━━ Task inputs
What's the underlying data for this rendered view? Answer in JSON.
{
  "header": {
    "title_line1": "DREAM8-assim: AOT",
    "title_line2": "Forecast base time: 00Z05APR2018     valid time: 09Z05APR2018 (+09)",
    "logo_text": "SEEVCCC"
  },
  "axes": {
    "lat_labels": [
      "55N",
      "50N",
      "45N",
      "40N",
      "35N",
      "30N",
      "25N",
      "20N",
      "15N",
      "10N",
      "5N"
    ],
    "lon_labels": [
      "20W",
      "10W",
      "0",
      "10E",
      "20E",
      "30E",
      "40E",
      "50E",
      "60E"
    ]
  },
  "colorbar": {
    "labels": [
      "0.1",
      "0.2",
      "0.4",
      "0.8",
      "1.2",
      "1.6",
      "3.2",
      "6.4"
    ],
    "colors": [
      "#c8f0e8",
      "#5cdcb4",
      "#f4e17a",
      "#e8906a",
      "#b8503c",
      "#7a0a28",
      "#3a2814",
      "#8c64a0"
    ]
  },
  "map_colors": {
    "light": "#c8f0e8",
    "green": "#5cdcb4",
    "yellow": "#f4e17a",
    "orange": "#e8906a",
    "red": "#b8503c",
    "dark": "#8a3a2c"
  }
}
━━━━
**Work to complete**
Write each line above out exactly.

**Solution to this task**
What's the underlying data for this rendered view? Answer in JSON.
{
  "header": {
    "title_line1": "DREAM8-assim: AOT",
    "title_line2": "Forecast base time: 00Z05APR2018     valid time: 09Z05APR2018 (+09)",
    "logo_text": "SEEVCCC"
  },
  "axes": {
    "lat_labels": [
      "55N",
      "50N",
      "45N",
      "40N",
      "35N",
      "30N",
      "25N",
      "20N",
      "15N",
      "10N",
      "5N"
    ],
    "lon_labels": [
      "20W",
      "10W",
      "0",
      "10E",
      "20E",
      "30E",
      "40E",
      "50E",
      "60E"
    ]
  },
  "colorbar": {
    "labels": [
      "0.1",
      "0.2",
      "0.4",
      "0.8",
      "1.2",
      "1.6",
      "3.2",
      "6.4"
    ],
    "colors": [
      "#c8f0e8",
      "#5cdcb4",
      "#f4e17a",
      "#e8906a",
      "#b8503c",
      "#7a0a28",
      "#3a2814",
      "#8c64a0"
    ]
  },
  "map_colors": {
    "light": "#c8f0e8",
    "green": "#5cdcb4",
    "yellow": "#f4e17a",
    "orange": "#e8906a",
    "red": "#b8503c",
    "dark": "#8a3a2c"
  }
}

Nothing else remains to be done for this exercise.